-------- Text --------

No surgical patient wants to experience, or remember, the details of their operation, and the drugs given to put patients to sleep generally work nicely to create a blank slate in the mind for anything that happened after the anesthesiologist told the patient to start counting backward. But not always.
As many as 1 in 100 patients reports afterward that he or she was awake during the surgery, and can recount details of what was heard that make it clear it wasn’t a dream. The psychic injury is worse because the paralysis that accompanies anesthesia usually means that aware patients can do nothing to signal to the doctor that they can hear what is going on.
Sometimes these patients are psychologically traumatized enough (with post-traumatic stress disorder) that they end up in the office of a malpractice lawyer like me, asking if they have a legitimate claim against the anesthesiologist or the surgeon.
The answer to that question is “Probably not,” according to the latest research.
The problem is that while anesthesiologists have a rough idea of which patients are at high risk, nobody knows how to guarantee, or even improve the odds, that “intra-operative awareness” will not occur.
A study published this week in the New England Journal of Medicine assessed two possible ways of cutting the risk of intra-op awareness. One involved monitoring brain waves. The other involved measuring the concentration of anesthetic gases being exhaled by the patient. The study found that neither clearly worked, although there were fewer reports of intra-op awareness in the patients whose anesthetic gas levels were monitored.
You would think that if someone is awake by mistake during surgery, it means they weren’t given enough anesthesia. But you would be wrong, according to the experts. Despite decades of research, we don’t know that much about consciousness and memory, and their relationship to general anesthesia. And the ability to figure out during surgery who might still be awake when they look asleep is surprisingly rudimentary.
Here’s the conclusion of an editorial on the subject that was also published in the NEJM, written by Gregory Crosby, M.D., an anesthesiologist at Brigham & Women’s Hospital in Boston:
Monitors are meant to supplement, not supplant, clinical decision making, and depth-of-anesthesia monitors that reduce complex neurobiology to simple numbers are no exception. It is unreasonable to expect any such monitor to unfailingly detect conscious awareness – a specific and still mysterious property of the brain and mind – and neither patients nor physicians should think otherwise. Notwithstanding this and other weaknesses of current devices, a window into the anesthetized brain, albeit a foggy one, may still be useful, in conjunction with information from other monitors … as a generic, all-purpose index of the brain’s response to powerfully sedating drugs. Whether these devices add value in this way remains to be seen, but when minding the mind during sedation and general anesthesia, a little insight into how the brain is reacting is apt to be better than none, especially if it challenges historical ways of gauging anesthetic depth and catalyzes the search for something better.

-------- Extracted information --------

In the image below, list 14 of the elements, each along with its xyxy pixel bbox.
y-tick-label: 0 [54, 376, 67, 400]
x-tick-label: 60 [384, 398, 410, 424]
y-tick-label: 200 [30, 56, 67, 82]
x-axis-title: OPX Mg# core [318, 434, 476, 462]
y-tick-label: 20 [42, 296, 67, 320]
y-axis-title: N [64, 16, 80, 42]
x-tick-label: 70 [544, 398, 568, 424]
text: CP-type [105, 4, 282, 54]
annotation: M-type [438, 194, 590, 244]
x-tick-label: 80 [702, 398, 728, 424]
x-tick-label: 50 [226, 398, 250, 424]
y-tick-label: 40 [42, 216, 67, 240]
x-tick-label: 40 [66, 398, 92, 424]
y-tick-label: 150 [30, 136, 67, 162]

--------

### Work order:
Please write out the part of the anesthesia awareness text between "The problem is" and "levels were monitored.", inclusive.

### Problem solution:
The problem is that while anesthesiologists have a rough idea of which patients are at high risk, nobody knows how to guarantee, or even improve the odds, that “intra-operative awareness” will not occur.
A study published this week in the New England Journal of Medicine assessed two possible ways of cutting the risk of intra-op awareness. One involved monitoring brain waves. The other involved measuring the concentration of anesthetic gases being exhaled by the patient. The study found that neither clearly worked, although there were fewer reports of intra-op awareness in the patients whose anesthetic gas levels were monitored.